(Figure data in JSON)
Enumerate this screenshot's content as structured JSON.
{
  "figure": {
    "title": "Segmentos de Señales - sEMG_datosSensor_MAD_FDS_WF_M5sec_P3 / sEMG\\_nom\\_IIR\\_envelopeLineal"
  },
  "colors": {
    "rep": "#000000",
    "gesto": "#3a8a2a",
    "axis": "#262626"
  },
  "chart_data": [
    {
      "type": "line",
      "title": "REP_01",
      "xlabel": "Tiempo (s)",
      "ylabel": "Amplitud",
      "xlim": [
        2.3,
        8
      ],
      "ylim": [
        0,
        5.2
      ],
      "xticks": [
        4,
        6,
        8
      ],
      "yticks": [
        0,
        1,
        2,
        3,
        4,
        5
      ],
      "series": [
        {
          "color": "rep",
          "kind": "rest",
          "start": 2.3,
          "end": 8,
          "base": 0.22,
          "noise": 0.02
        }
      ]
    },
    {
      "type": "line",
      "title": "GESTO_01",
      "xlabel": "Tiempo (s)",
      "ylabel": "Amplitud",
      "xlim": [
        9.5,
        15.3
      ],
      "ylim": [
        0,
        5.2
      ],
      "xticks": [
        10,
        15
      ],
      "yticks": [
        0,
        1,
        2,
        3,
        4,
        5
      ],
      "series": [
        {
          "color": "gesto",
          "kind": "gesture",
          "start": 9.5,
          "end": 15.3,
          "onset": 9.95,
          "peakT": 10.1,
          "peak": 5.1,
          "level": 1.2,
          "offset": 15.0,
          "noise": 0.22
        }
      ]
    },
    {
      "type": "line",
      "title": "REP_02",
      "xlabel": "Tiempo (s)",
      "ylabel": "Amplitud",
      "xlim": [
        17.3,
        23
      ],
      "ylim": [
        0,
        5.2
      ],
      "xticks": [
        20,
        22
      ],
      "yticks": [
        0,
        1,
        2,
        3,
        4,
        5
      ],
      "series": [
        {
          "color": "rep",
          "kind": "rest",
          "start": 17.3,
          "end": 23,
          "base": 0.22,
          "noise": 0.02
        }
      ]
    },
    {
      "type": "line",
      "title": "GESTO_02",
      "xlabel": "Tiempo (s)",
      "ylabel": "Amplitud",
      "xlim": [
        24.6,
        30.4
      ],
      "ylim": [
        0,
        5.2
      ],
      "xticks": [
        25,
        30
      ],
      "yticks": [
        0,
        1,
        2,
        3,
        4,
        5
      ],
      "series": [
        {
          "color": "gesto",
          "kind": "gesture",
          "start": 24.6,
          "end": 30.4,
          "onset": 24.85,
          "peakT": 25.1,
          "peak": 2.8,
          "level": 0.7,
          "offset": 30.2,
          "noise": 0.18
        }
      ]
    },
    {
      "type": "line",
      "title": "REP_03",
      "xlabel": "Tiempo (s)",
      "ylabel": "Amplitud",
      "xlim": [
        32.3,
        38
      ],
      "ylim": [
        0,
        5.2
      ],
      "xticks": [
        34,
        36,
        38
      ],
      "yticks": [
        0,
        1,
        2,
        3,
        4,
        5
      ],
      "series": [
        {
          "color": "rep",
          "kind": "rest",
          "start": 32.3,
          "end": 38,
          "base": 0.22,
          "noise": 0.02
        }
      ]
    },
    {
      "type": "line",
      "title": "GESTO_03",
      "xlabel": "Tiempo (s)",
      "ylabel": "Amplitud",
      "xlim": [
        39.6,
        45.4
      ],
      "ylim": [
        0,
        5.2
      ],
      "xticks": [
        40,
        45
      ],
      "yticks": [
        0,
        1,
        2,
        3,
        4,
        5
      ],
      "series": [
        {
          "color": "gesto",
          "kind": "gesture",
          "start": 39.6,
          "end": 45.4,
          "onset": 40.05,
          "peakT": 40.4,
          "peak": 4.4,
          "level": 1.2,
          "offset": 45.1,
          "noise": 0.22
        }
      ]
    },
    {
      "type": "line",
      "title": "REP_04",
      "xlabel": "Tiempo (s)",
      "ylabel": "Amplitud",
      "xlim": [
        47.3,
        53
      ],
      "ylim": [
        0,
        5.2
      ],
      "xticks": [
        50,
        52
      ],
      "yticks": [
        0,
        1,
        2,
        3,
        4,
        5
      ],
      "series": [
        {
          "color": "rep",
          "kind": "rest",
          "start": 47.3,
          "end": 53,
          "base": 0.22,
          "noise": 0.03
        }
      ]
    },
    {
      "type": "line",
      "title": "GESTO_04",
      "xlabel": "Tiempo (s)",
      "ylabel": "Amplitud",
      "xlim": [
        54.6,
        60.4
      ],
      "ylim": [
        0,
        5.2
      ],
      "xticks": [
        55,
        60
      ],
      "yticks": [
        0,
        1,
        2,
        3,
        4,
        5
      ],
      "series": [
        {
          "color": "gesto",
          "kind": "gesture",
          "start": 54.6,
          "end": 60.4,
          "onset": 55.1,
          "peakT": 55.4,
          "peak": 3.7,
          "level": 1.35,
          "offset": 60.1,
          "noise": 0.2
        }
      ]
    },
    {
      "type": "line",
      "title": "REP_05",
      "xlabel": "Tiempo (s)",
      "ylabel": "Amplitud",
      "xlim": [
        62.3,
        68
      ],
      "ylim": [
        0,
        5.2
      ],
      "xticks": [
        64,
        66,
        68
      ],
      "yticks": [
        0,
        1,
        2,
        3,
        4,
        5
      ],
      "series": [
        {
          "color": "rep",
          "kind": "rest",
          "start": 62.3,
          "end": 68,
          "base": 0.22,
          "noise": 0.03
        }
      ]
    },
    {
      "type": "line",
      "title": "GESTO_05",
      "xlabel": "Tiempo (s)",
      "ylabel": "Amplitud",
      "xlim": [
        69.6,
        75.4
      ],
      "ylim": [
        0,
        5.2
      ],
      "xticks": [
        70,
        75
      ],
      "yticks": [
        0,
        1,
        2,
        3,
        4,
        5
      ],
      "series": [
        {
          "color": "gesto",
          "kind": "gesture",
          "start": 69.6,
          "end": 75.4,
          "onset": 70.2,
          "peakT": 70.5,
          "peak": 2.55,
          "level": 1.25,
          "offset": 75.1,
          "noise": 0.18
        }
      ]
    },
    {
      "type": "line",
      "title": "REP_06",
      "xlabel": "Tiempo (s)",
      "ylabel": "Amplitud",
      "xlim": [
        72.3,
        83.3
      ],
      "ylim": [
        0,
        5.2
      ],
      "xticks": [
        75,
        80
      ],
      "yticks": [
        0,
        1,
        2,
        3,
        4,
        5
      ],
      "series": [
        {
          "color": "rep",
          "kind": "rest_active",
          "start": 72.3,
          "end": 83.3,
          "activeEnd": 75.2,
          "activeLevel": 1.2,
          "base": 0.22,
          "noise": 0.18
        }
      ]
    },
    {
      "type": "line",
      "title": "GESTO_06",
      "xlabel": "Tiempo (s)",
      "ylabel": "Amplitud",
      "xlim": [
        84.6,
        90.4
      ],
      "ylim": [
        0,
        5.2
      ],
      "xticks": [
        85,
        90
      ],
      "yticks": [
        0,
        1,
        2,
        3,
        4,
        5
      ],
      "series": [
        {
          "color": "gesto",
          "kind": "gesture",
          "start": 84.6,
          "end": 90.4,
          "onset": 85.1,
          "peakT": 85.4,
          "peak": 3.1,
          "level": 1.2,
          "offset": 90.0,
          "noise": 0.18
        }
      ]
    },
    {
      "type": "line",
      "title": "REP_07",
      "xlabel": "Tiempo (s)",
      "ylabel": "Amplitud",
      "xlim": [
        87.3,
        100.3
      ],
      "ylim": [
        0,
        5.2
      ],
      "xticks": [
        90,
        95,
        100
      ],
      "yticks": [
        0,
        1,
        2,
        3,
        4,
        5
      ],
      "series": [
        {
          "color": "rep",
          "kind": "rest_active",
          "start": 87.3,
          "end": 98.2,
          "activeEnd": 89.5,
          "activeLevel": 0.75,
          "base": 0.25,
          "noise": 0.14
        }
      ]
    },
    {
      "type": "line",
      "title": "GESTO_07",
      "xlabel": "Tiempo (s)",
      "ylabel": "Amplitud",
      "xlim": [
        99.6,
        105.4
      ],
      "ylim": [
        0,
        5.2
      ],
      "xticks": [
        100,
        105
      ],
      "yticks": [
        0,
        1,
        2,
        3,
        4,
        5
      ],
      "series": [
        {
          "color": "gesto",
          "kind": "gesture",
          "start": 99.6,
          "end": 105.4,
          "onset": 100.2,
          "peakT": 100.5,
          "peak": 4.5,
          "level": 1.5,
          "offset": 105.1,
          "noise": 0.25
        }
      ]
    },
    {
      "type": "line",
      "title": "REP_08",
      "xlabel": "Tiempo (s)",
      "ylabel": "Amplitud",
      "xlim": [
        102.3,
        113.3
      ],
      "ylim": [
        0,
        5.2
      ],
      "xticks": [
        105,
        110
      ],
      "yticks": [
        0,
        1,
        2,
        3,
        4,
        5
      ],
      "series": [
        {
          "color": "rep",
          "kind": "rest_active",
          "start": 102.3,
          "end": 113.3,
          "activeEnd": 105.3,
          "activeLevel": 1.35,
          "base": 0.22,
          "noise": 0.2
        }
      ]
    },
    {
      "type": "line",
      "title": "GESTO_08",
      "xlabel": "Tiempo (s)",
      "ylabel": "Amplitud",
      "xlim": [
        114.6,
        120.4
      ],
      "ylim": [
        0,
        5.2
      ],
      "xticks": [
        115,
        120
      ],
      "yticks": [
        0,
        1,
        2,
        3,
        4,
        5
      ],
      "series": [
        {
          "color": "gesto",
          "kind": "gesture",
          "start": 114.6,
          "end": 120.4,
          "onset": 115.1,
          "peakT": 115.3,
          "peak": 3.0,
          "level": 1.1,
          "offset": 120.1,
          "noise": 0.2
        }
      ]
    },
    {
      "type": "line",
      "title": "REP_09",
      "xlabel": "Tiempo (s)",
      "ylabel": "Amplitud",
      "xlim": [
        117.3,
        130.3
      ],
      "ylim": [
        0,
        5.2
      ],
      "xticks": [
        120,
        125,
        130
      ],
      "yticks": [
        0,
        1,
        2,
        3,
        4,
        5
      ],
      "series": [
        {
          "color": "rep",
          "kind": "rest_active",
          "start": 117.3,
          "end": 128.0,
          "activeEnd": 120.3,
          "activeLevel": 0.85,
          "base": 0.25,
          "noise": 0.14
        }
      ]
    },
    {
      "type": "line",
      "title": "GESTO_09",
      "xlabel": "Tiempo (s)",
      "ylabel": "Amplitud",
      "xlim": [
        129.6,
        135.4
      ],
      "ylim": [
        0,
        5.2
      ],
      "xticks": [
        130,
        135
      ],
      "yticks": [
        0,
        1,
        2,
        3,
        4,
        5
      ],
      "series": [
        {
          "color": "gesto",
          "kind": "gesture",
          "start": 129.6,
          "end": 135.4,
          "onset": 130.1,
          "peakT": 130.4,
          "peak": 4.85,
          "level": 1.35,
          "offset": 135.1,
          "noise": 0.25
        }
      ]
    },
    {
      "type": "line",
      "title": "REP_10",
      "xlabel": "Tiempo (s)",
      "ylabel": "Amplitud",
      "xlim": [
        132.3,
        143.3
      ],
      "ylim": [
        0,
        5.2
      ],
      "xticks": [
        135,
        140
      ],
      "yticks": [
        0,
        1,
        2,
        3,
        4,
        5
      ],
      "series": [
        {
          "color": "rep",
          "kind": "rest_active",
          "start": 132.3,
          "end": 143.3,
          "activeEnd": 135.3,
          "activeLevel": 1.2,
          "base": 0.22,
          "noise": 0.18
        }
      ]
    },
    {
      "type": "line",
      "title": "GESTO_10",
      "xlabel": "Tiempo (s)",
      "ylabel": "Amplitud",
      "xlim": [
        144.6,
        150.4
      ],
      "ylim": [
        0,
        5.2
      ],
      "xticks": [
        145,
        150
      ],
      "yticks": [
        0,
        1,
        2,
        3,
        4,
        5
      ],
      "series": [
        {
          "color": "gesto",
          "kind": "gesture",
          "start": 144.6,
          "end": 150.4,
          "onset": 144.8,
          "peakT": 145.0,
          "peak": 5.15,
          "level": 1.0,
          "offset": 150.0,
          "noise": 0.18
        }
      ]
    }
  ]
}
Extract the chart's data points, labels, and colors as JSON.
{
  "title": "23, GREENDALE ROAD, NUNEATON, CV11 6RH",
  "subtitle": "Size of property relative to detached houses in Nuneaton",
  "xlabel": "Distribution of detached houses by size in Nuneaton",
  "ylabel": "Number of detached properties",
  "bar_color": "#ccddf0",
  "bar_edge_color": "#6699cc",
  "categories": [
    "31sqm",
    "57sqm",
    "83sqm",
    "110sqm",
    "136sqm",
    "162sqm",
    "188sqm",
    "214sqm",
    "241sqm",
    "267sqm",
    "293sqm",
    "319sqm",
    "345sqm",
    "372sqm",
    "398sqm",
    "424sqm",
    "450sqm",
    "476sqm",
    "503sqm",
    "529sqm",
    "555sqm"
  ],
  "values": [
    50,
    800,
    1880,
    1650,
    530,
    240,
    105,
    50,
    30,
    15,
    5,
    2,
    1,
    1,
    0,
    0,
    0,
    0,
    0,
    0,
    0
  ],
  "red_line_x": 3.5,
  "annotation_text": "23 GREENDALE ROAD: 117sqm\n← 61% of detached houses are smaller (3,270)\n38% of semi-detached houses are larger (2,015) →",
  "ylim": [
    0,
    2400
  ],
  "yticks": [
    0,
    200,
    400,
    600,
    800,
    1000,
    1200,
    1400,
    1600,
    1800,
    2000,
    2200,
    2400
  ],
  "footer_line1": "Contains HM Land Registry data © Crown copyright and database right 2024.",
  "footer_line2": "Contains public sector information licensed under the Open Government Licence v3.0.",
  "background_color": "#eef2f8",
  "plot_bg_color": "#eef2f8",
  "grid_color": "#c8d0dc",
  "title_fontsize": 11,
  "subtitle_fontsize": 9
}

**EXERCISE**
Figure out how many lines of the data above include "Contains", then give the number and nothing more.

**EXERCISE RESULT**
2